(A block of data)
** begin **

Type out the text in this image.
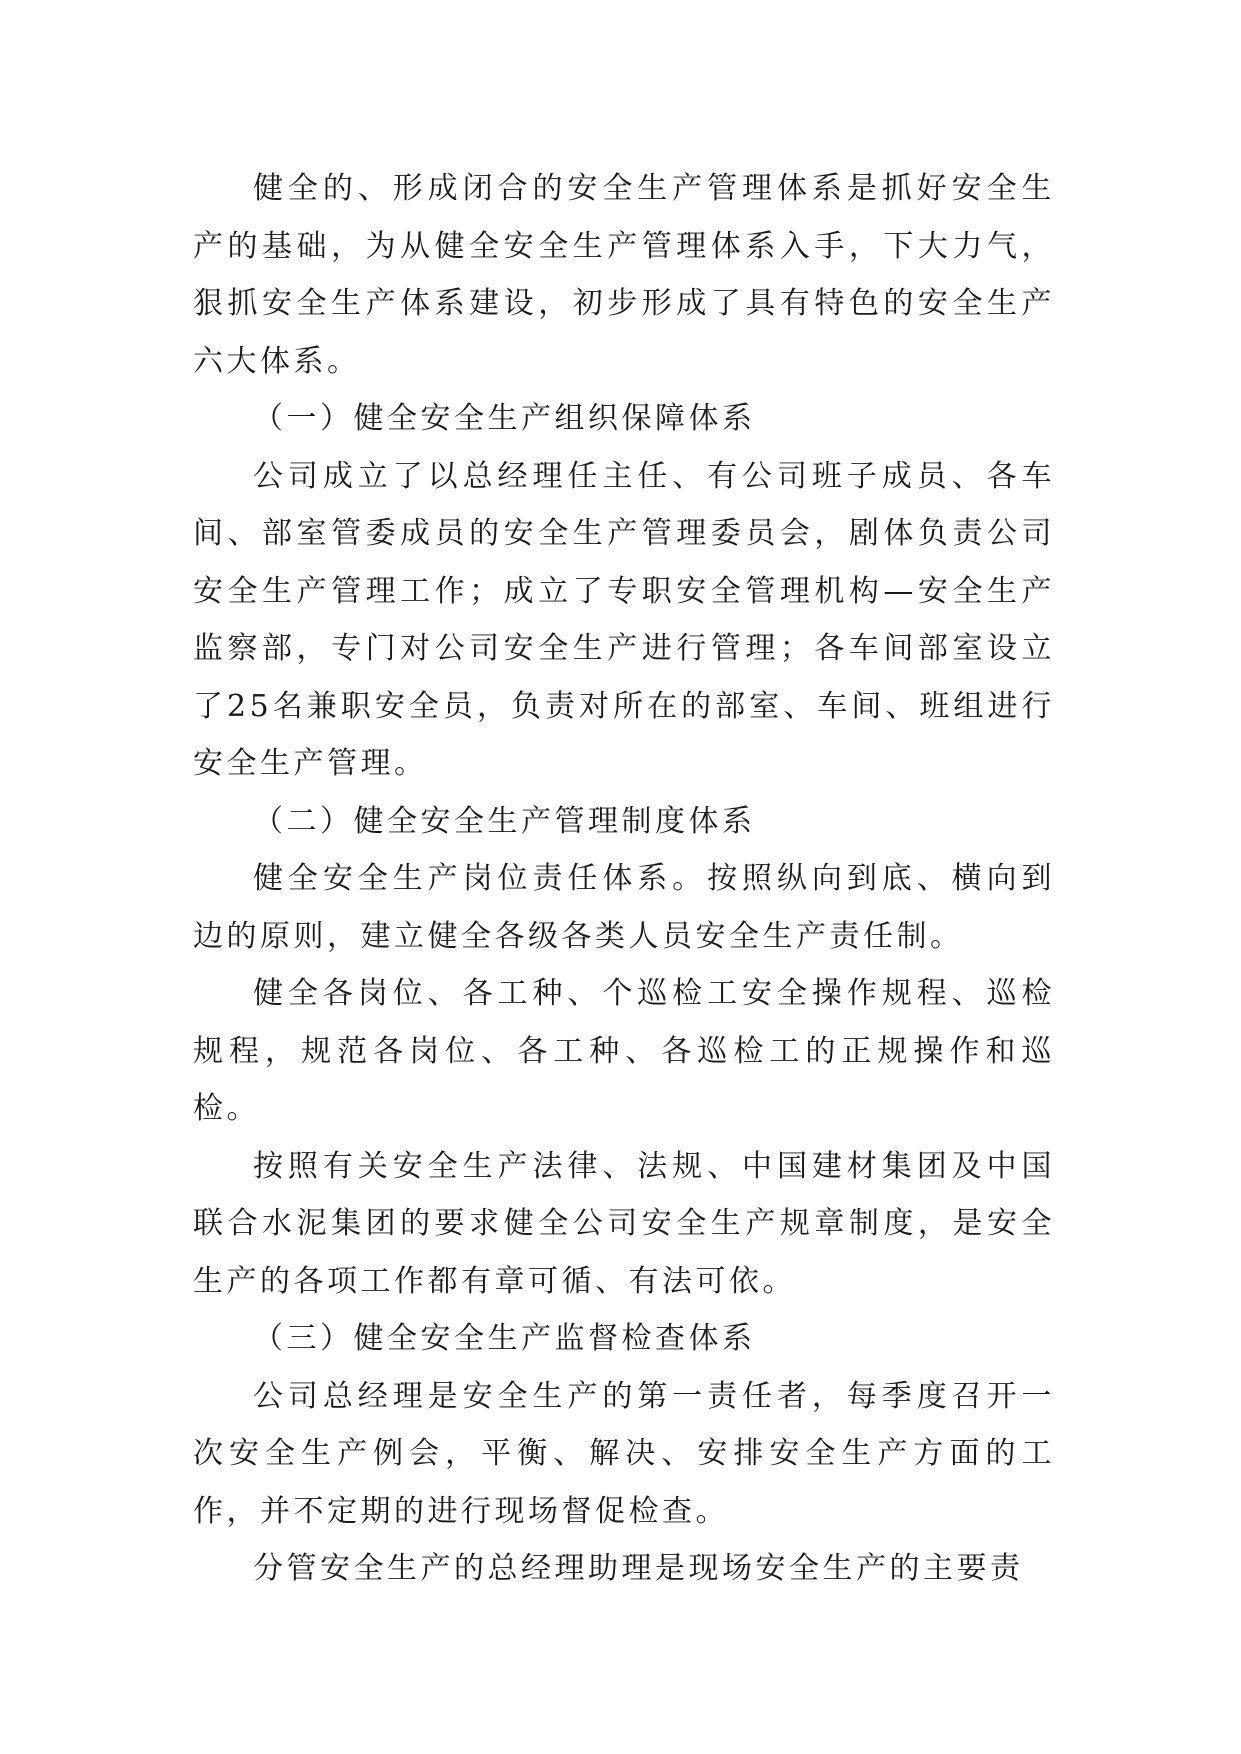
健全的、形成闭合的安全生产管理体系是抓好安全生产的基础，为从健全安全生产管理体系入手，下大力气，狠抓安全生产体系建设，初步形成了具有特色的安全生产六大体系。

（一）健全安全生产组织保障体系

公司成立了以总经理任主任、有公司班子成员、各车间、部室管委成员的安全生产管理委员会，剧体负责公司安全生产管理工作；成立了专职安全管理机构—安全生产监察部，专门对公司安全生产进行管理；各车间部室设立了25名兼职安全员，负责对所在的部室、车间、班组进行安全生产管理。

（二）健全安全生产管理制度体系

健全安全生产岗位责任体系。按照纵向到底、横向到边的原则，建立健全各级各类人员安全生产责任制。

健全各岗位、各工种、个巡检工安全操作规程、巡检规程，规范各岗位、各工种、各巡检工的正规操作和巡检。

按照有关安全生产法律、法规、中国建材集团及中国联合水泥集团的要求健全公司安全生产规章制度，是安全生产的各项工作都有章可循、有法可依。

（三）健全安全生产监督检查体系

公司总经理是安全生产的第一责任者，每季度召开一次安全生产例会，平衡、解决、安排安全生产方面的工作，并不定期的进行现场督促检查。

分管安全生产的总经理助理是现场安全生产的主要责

** end **

▶ EXERCISE DETAILS
Every line should be retyped exactly, with the pictures omitted.

▶ RESPONSE BELOW
Type out the text in this image.
健全的、形成闭合的安全生产管理体系是抓好安全生产的基础，为从健全安全生产管理体系入手，下大力气，狠抓安全生产体系建设，初步形成了具有特色的安全生产六大体系。

（一）健全安全生产组织保障体系

公司成立了以总经理任主任、有公司班子成员、各车间、部室管委成员的安全生产管理委员会，剧体负责公司安全生产管理工作；成立了专职安全管理机构—安全生产监察部，专门对公司安全生产进行管理；各车间部室设立了25名兼职安全员，负责对所在的部室、车间、班组进行安全生产管理。

（二）健全安全生产管理制度体系

健全安全生产岗位责任体系。按照纵向到底、横向到边的原则，建立健全各级各类人员安全生产责任制。

健全各岗位、各工种、个巡检工安全操作规程、巡检规程，规范各岗位、各工种、各巡检工的正规操作和巡检。

按照有关安全生产法律、法规、中国建材集团及中国联合水泥集团的要求健全公司安全生产规章制度，是安全生产的各项工作都有章可循、有法可依。

（三）健全安全生产监督检查体系

公司总经理是安全生产的第一责任者，每季度召开一次安全生产例会，平衡、解决、安排安全生产方面的工作，并不定期的进行现场督促检查。

分管安全生产的总经理助理是现场安全生产的主要责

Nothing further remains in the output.